_To be done:_
1. Reproduce, word for word, the part of the passage on the union's discipline of Bradley starting with "However, on December" and going on through "petition for review.".
2. In the passage about the union's discipline of Bradley, on what date did the Eleventh Circuit grant the Authority's cross-application for enforcement in AFGE Local 987 I?
3. Write the next part of the passage on the union's discipline of Bradley and the resulting labor proceedings, picking up after its final sentence.

In August 1993 the Union found Bradley culpable on the charges. Bradley had been given notice of the charges and an opportunity to respond, but declined to appear at the disciplinary hearing. She was ordered to repay the money she was found to have misappropriated from the Union's treasury, and thereafter serve a 5 year suspension from membership. In September 1993 Bradley filed a second ULP charge attacking this Union discipline.
On December 15, 1993, the General Counsel issued a complaint based on Bradley's ULP charge. The complaint alleged in relevant part that the Union violated the Statute by disciplining and suspending Bradley from Union membership at a time when the Union was obliged, pursuant to the Authority's remedial order in AFGE Local 987 I, to have reinstated Bradley to Union membership. The complaint alleged that by so doing, the Union denied Bradley the right to Union membership in violation of sections 7116(b)(8) and 7116(c) of the Statute. The complaint also alleged that the Union interfered with her rights under section 7102, thereby violating section 7116(b)(1). [ v55 p433 ]
2. Judicial Review by the 11th Circuit
In February 1993, subsequent to initiating disciplinary action against Bradley, the Union appealed the Authority's ruling in AFGE Local 987 I to the United States Court of Appeals for the Eleventh Circuit. The Authority filed a cross-application for enforcement of its order.
However, on December 10, 1993, prior to the Court acting on its judicial petition, the Union moved the court of appeals to dismiss its appeal. In support of its motion, the Union claimed that its August 1993 discipline of Bradley, and other actions such as its retroactive reinstatement of Bradley to membership, made further court proceedings on enforcement of the Authority's order unnecessary. The court granted the Union's motion to dismiss its petition for review.
On January 28, 1994, in an unpublished memorandum opinion, the Eleventh Circuit granted the Authority's cross-application for enforcement in AFGE Local 987 I. AFGE v. FLRA, 15 F.3d 1097 (11th Cir. 1994). The court specifically noted, however, that its ruling should not be construed as governing any issues raised by the Union's disciplinary action against Bradley that were then pending in the ULP proceeding brought by the General Counsel.
3. The Authority's Decision in AFGE Local 987 II
In AFGE Local 987 II, the Authority dismissed the second complaint against the Union. In reaching this determination, the Authority concluded that an allegation of noncompliance with an Authority order does not constitute a separate ULP violation. 53 FLRA at 369. Additionally, the Authority held that under section 7116(c) of the Statute, a union can discipline a nonmember for conduct occurring while the employee was a member of the union. Id. at 370. In this regard, the Authority made two observations addressing the General Counsel's assertion that the Union was obliged to reinstate Bradley before taking disciplinary action against her. First, the Authority noted that events can occur after issuance of a remedial order that excuse or render moot compliance with the order. The Union's taking lawful discipline against Bradley was such an event. Second, the Authority stated that no good purpose would be served by requiring the Union to rescind the discipline, readmit Bradley to membership, and then rerun the disciplinary action. Id.

_Data:_
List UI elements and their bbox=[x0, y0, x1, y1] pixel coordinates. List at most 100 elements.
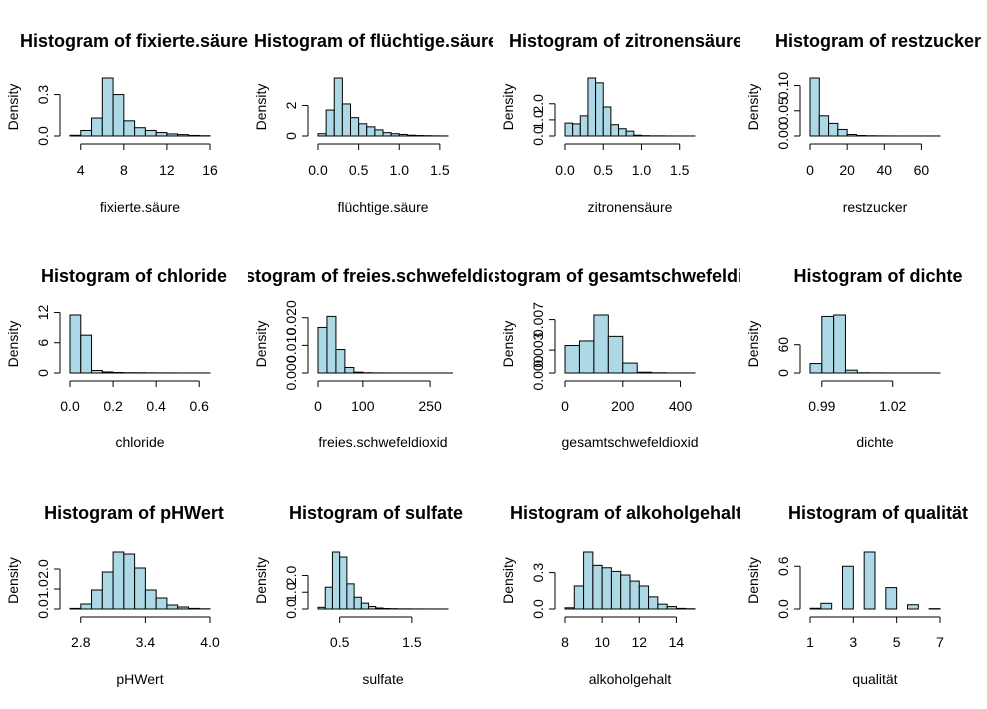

_Answers for the exercise:_
1.
However, on December 10, 1993, prior to the Court acting on its judicial petition, the Union moved the court of appeals to dismiss its appeal. In support of its motion, the Union claimed that its August 1993 discipline of Bradley, and other actions such as its retroactive reinstatement of Bradley to membership, made further court proceedings on enforcement of the Authority's order unnecessary. The court granted the Union's motion to dismiss its petition for review.

2. January 28, 1994.

3.
B. The Union's Application for Attorney Fees and the General Counsel's Opposition Thereto
The Union filed a fee application asserting that it was the prevailing party in AFGE Local 987 II and that the General Counsel's position in prosecuting the complaint was not substantially justified under the EAJA. More specifically, the Union argued that the General Counsel based its prosecution of the complaint solely on the theory that the Union had failed to comply with the Authority's order in AFGE Local 987 I. Further, the Union argued that the General Counsel never established a theory for why the Union could not lawfully discipline a former member. The Union sought a total of $17,057 in fees and costs from the General Counsel under the EAJA.
The General Counsel responded that there was a reasonable basis in law and fact for maintaining the litigation. Noting that the dismissal of the complaint in itself does not establish lack of substantial justification, the General Counsel pointed to several factors demonstrating that he acted reasonably in prosecuting the complaint. Specifically, and as relevant here, the General Counsel argued that the complaint did not rely solely on the theory that the Union had failed to comply with the Authority's order in AFGE Local 987 I. Rather, the complaint relied on new conduct arising after the Authority issued its order, that is, the August 1993 discipline of Bradley.
C. The Judge's Decision on the Fee Application
The Judge noted that there was no dispute that the Union was the prevailing party in the case, and that the Union met the eligibility requirements as a party entitled to an award of fees under the EAJA. Rather, the sole issue to be resolved was whether the General Counsel's litigating position was "substantially justified" within the meaning of the EAJA.
The Judge rejected the General Counsel's claim that the violation in this case involved the Union's taking discipline against Bradley while it was subject to an Authority order to unconditionally reinstate her. In the Judge's view, the purpose of the General Counsel's ULP complaint was to enforce the Authority's order in AFGE Local 987 I and "the failure to comply with an Authority remedial order is not itself an unfair labor practice and it most assuredly does not become an unfair labor practice because Respondent takes action authorized by the Statute[.]" Judge's decision at 6. Noting the established private sector law permitting a union to discipline a nonmember for conduct that occurs while a member, the Judge also rejected the General Counsel's [ v55 p434 ] claim that Bradley should have been a member of the Union when discipline was brought.
The Judge then considered whether the exception to fee liability under the EAJA, for litigation of a novel or untested legal theory, warranted denial of the application. In this connection, the Judge stated that the theory that a union's right to discipline may be subjugated to a prior Authority order directing unconditional reinstatement of an individual to membership, "has no reasonable basis in law." Judge's decision at 9. In support of this conclusion, the Judge again referenced the requirement that the Authority enforce its orders in the courts of appeals, not in new ULP proceedings.
Having concluded that the position of the General Counsel was not substantially justified, the Judge analyzed the Union's fee petition. After excluding several hours of work claimed by Union counsel and declining to adopt the higher hourly rate sought by the Union, the Judge awarded the Union fees in the amount of $9,937.50.
III. Positions of The Parties
A. The General Counsel's Exceptions
As pertinent here, the General Counsel argues that there was a reasonable basis, in fact and law, for litigating the complaint in AFGE Local 987 II. As for the facts, the General Counsel relies on: the Authority's finding and order in AFGE Local 987 I; the Union's failure to admit Bradley to membership prior to imposing discipline; and, the 11th Circuit's explicit statement that its order was not intended to resolve the then pending disciplinary action.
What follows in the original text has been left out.